**** Supplied records ****
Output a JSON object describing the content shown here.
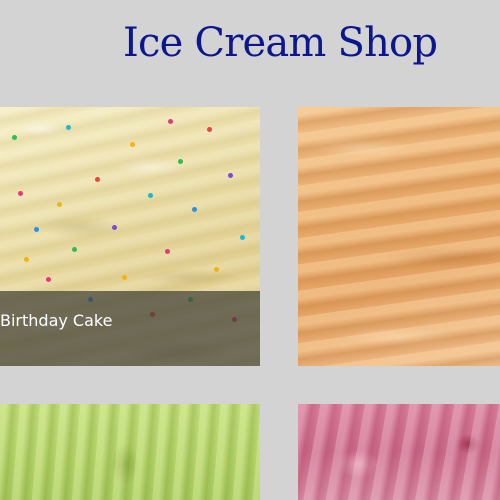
{
  "header": {
    "title": "Ice Cream Shop"
  },
  "flavors": [
    {
      "caption": "Birthday Cake",
      "image": "birthday-cake-ice-cream",
      "color": "#e9dca5"
    },
    {
      "caption": "",
      "image": "peach-caramel-ice-cream",
      "color": "#eaae70"
    },
    {
      "caption": "",
      "image": "green-tea-ice-cream",
      "color": "#b5d46d"
    },
    {
      "caption": "",
      "image": "strawberry-ice-cream",
      "color": "#d07891"
    }
  ],
  "colors": {
    "background": "#d3d3d3",
    "title": "#0b168f",
    "caption_overlay": "#404038",
    "caption_text": "#ffffff"
  }
}
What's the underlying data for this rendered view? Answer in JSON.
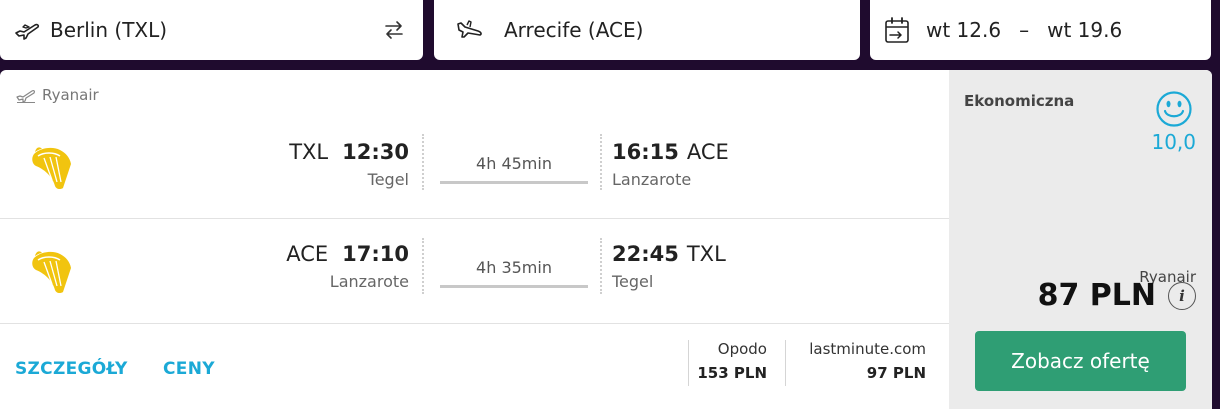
{
  "search": {
    "origin": "Berlin (TXL)",
    "destination": "Arrecife (ACE)",
    "date_out": "wt 12.6",
    "date_sep": "–",
    "date_back": "wt 19.6"
  },
  "result": {
    "carrier_label": "Ryanair",
    "legs": [
      {
        "dep_code": "TXL",
        "dep_time": "12:30",
        "dep_city": "Tegel",
        "duration": "4h 45min",
        "arr_time": "16:15",
        "arr_code": "ACE",
        "arr_city": "Lanzarote"
      },
      {
        "dep_code": "ACE",
        "dep_time": "17:10",
        "dep_city": "Lanzarote",
        "duration": "4h 35min",
        "arr_time": "22:45",
        "arr_code": "TXL",
        "arr_city": "Tegel"
      }
    ],
    "tabs": {
      "details": "SZCZEGÓŁY",
      "prices": "CENY"
    },
    "providers": [
      {
        "name": "Opodo",
        "price": "153 PLN"
      },
      {
        "name": "lastminute.com",
        "price": "97 PLN"
      }
    ],
    "cabin": "Ekonomiczna",
    "score": "10,0",
    "selected_airline": "Ryanair",
    "price": "87 PLN",
    "info_glyph": "i",
    "cta": "Zobacz ofertę"
  },
  "colors": {
    "background": "#1f0b2e",
    "accent": "#1ba9d6",
    "cta": "#2f9e74",
    "logo": "#f1c40f"
  },
  "icons": {
    "origin": "plane-takeoff-icon",
    "swap": "swap-arrows-icon",
    "destination": "plane-landing-icon",
    "calendar": "calendar-icon",
    "carrier": "plane-takeoff-icon",
    "logo": "ryanair-harp-logo",
    "rating": "smiley-icon",
    "info": "info-icon"
  }
}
****
> **Work to complete**:
Set the data above down again exactly as given, with no pictures.

> **The result**:
Output a JSON object describing the content shown here.
{
  "header": {
    "title": "Ice Cream Shop"
  },
  "flavors": [
    {
      "caption": "Birthday Cake",
      "image": "birthday-cake-ice-cream",
      "color": "#e9dca5"
    },
    {
      "caption": "",
      "image": "peach-caramel-ice-cream",
      "color": "#eaae70"
    },
    {
      "caption": "",
      "image": "green-tea-ice-cream",
      "color": "#b5d46d"
    },
    {
      "caption": "",
      "image": "strawberry-ice-cream",
      "color": "#d07891"
    }
  ],
  "colors": {
    "background": "#d3d3d3",
    "title": "#0b168f",
    "caption_overlay": "#404038",
    "caption_text": "#ffffff"
  }
}
What's the underlying data for this rendered view? Answer in JSON.
{
  "search": {
    "origin": "Berlin (TXL)",
    "destination": "Arrecife (ACE)",
    "date_out": "wt 12.6",
    "date_sep": "–",
    "date_back": "wt 19.6"
  },
  "result": {
    "carrier_label": "Ryanair",
    "legs": [
      {
        "dep_code": "TXL",
        "dep_time": "12:30",
        "dep_city": "Tegel",
        "duration": "4h 45min",
        "arr_time": "16:15",
        "arr_code": "ACE",
        "arr_city": "Lanzarote"
      },
      {
        "dep_code": "ACE",
        "dep_time": "17:10",
        "dep_city": "Lanzarote",
        "duration": "4h 35min",
        "arr_time": "22:45",
        "arr_code": "TXL",
        "arr_city": "Tegel"
      }
    ],
    "tabs": {
      "details": "SZCZEGÓŁY",
      "prices": "CENY"
    },
    "providers": [
      {
        "name": "Opodo",
        "price": "153 PLN"
      },
      {
        "name": "lastminute.com",
        "price": "97 PLN"
      }
    ],
    "cabin": "Ekonomiczna",
    "score": "10,0",
    "selected_airline": "Ryanair",
    "price": "87 PLN",
    "info_glyph": "i",
    "cta": "Zobacz ofertę"
  },
  "colors": {
    "background": "#1f0b2e",
    "accent": "#1ba9d6",
    "cta": "#2f9e74",
    "logo": "#f1c40f"
  },
  "icons": {
    "origin": "plane-takeoff-icon",
    "swap": "swap-arrows-icon",
    "destination": "plane-landing-icon",
    "calendar": "calendar-icon",
    "carrier": "plane-takeoff-icon",
    "logo": "ryanair-harp-logo",
    "rating": "smiley-icon",
    "info": "info-icon"
  }
}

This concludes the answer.